### Aufgabe
Zitieren Sie aus dem Text über den Einfluss des Haiku auf die englischsprachige Lyrik wörtlich die Stelle von „The apparition of“ bis einschließlich „und Wallace Stevens.“.

### Zitierter Abschnitt
Ausführlich wird die Bewegung des Imagismus beleuchtet. Sabine Sommerkamp fasst dessen Bestrebungen so zusammen: „Statt beschreibender Dauer suchte man die Präsentation eines einzigen Augenblicks, indem man alles Redundante strich und die Wirkung des Gedichtes durch ein zentrales Bild auslöste. Die mit emotionaler Projektion erzeugte Verfremdung der Wirklichkeit sollte durch ein Höchstmaß an Objektivität neutralisiert werden; man wollte dem Leser ein Stück Wirklichkeit enthüllen, statt ihm etwas Subjektives vorzustellen.“ (Seite 38) Zwischen 1909 und 1917 beschäftigten sich die Imagisten in London so mit neuen Ausdrucksformen der Lyrik und haben nach Sommerkamp die ganze folgende angelsächsische Dichtung beeinflusst. Am bekanntesten geworden ist Ezra Pound. Sommerkamp bespricht denn auch ausführlich dessen aus Haiku-Sicht wichtigstes Gedicht:

The apparition of these faces in the crowd;
Petals on a wet, black bough.

(Das Erscheinen dieser Gesichter in der Menge;
Blütenblätter auf einem nassen, schwarzen Zweig.)

Im Kapitel „Imagistische Haiku-Strömungen nach dem Ersten Weltkrieg“ beleuchtet Sommerkamp den Einfluss des Haiku etwa auf William Butler Yeats, Ernest Hemingway, Carl Sandberg, T.S. Eliot, William Carlos Williams und Wallace Stevens.

Das nächste Kapitel beschäftigt sich mit der Zeit ab 1955, den Dichtern der „Beat Generation“. Besonders die Verbindung zum Zen-Buddhismus, die in der einflussreichen vierbändigen Anthologie japanischer Haiku von R.H. Blyth hervorgehoben wird, hat es vielen Vertretern der Beat Generation angetan. Ausführlich geht Sommerkamp auf Allen Ginsberg, Jack Kerouac, Gary Snyder, Philip Whalen, Gregory Corso und Lawrence Ferlinghetti ein. Herausgearbeitet wird der Einsatz von Haiku auch als Kerne in längeren Gedichten durch Allen Ginsberg, so in seinem bekanntesten Gedicht „Howl“, und durch Jack Kerouac in seinem Roman „Dharma Bums“. Sommerkamp dazu: „Nach Ansicht von Ginsberg liegt in dieser Art ‚wundervoll miteinander verknüpfter Assoziationen von Haiku-Bildern‘ der Höhepunkt Kerouacscher Prosa.“ (Seite 180) Daneben haben beide auch viele einzelne Haiku geschrieben. Als Beispiel ein Haiku von Allen Ginsberg aus dem Jahr 1959 (Seite 159):

The flat sky over the blocks,
pigeons carry wires
between the roofs.

### Datensatzinhalt
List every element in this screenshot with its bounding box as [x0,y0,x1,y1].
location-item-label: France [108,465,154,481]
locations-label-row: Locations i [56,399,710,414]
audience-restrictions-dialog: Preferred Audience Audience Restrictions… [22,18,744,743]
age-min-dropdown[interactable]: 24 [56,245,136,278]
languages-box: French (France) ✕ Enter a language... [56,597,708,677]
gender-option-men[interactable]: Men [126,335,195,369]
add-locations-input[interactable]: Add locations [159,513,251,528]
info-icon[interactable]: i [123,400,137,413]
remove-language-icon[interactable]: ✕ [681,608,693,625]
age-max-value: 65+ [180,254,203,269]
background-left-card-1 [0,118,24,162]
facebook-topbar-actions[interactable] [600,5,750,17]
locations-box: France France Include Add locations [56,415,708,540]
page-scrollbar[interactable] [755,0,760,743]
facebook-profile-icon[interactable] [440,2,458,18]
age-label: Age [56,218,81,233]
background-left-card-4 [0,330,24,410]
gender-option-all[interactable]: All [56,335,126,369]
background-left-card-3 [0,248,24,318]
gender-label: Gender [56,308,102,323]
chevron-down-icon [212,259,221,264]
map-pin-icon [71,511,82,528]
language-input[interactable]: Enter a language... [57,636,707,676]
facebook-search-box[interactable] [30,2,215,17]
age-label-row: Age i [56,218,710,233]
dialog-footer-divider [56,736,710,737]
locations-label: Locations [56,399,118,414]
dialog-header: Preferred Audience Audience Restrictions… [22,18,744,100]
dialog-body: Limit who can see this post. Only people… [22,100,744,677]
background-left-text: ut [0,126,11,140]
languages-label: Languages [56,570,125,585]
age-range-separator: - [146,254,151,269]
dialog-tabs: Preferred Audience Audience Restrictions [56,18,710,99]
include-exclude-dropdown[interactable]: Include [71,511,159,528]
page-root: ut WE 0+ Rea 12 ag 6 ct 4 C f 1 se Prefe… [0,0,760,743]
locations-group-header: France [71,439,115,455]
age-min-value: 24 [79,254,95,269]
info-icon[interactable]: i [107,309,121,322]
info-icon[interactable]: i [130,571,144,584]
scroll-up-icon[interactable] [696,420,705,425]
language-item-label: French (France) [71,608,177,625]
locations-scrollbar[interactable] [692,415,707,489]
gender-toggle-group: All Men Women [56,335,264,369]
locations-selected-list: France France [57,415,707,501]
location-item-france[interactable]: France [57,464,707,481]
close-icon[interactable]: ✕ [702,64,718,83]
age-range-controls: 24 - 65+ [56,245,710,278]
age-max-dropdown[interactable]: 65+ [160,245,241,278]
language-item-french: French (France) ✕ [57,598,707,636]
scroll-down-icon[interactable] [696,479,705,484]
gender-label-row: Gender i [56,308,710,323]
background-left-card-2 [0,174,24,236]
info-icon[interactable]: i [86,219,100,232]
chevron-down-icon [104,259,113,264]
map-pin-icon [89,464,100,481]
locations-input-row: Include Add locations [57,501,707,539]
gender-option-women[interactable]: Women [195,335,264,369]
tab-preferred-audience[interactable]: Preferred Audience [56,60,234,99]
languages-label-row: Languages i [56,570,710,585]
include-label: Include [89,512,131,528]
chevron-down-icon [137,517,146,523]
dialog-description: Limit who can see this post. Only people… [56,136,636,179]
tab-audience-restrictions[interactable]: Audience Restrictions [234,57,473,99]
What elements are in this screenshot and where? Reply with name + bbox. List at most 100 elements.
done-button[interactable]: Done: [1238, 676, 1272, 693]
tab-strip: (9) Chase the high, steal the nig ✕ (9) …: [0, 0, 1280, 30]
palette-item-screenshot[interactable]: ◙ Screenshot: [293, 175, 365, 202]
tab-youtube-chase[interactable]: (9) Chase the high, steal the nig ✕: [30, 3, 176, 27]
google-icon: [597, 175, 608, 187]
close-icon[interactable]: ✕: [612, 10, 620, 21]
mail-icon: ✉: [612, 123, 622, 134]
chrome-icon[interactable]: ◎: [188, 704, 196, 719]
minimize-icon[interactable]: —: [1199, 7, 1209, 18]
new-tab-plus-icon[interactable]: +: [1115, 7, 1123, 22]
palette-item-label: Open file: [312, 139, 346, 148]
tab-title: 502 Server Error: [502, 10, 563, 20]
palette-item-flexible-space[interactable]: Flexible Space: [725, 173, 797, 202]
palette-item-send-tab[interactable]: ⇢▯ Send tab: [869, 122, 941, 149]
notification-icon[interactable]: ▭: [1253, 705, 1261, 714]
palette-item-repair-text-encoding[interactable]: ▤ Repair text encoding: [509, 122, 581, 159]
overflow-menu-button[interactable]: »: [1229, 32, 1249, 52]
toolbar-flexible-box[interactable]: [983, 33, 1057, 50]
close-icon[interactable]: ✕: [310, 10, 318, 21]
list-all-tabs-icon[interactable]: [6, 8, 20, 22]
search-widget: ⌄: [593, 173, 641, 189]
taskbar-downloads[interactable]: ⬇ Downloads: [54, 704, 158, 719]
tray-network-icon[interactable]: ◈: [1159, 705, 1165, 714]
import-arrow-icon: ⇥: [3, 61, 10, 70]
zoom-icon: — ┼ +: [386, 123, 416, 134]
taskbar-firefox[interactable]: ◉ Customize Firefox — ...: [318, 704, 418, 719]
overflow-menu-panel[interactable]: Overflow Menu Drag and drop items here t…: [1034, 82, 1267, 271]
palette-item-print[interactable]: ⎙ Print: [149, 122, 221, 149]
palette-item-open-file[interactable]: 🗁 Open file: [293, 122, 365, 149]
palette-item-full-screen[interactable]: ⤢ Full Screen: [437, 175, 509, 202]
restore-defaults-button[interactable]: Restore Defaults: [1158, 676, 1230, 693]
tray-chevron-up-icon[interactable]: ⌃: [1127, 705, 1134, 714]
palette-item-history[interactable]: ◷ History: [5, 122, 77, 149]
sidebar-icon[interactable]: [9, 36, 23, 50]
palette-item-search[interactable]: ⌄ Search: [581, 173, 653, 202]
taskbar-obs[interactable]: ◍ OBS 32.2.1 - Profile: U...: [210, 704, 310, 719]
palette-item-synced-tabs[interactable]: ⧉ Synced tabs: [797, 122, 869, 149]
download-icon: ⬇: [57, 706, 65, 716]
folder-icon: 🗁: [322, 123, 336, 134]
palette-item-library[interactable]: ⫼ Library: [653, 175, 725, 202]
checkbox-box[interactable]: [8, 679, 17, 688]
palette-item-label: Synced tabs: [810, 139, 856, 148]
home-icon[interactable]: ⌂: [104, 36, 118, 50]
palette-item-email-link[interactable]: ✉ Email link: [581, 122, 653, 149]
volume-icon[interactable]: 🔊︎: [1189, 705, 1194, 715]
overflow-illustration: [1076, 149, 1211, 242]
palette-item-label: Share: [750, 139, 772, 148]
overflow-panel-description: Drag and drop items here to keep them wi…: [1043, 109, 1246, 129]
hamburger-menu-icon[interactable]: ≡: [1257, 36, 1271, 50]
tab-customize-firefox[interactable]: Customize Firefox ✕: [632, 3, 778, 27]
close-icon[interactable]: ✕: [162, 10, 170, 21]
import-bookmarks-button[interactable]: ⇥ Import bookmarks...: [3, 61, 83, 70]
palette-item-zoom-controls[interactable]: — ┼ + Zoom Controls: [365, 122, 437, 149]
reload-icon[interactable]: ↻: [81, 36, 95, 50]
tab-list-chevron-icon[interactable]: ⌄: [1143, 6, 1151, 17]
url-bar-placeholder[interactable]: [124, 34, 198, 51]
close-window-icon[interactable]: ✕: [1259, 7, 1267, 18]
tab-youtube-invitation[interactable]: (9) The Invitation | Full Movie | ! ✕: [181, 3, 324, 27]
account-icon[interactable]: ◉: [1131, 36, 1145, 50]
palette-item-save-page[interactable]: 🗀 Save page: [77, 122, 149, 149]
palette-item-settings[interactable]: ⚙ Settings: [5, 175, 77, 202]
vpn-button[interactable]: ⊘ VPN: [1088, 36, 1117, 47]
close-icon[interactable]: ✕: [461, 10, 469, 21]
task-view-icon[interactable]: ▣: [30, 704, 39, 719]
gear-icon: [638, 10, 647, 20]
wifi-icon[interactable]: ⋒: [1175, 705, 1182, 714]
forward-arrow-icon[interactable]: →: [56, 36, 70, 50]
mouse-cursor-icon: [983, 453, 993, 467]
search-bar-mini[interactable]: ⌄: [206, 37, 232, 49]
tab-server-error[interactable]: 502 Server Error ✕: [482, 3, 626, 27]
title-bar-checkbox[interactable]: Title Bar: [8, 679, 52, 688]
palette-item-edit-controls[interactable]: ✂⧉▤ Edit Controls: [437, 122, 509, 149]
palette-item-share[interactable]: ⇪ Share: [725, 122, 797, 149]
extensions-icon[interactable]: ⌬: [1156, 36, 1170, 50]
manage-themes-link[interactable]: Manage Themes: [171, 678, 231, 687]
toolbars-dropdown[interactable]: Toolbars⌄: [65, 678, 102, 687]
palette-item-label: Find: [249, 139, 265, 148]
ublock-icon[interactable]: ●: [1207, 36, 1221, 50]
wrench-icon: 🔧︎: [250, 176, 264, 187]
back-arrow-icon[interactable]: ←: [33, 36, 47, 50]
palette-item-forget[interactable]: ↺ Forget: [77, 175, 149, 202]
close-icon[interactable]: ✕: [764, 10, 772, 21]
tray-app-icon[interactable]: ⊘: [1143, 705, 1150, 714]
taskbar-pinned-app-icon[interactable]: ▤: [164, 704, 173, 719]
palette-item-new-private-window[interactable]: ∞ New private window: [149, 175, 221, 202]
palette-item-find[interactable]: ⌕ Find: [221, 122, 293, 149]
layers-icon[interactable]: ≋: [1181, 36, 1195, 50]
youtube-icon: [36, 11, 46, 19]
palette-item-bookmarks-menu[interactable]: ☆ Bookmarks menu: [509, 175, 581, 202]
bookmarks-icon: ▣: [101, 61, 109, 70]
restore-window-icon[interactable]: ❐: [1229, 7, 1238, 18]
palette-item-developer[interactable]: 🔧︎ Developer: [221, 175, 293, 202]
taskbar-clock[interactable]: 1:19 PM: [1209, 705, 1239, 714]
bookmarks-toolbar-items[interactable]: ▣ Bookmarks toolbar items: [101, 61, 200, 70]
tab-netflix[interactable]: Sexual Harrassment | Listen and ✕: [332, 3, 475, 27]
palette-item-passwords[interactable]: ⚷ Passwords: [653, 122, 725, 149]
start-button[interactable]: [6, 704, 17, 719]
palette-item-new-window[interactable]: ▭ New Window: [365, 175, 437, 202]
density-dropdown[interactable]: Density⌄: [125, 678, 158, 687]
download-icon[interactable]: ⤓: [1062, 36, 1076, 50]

### Vollständige Antwort
The apparition of these faces in the crowd;
Petals on a wet, black bough.

(Das Erscheinen dieser Gesichter in der Menge;
Blütenblätter auf einem nassen, schwarzen Zweig.)

Im Kapitel „Imagistische Haiku-Strömungen nach dem Ersten Weltkrieg“ beleuchtet Sommerkamp den Einfluss des Haiku etwa auf William Butler Yeats, Ernest Hemingway, Carl Sandberg, T.S. Eliot, William Carlos Williams und Wallace Stevens.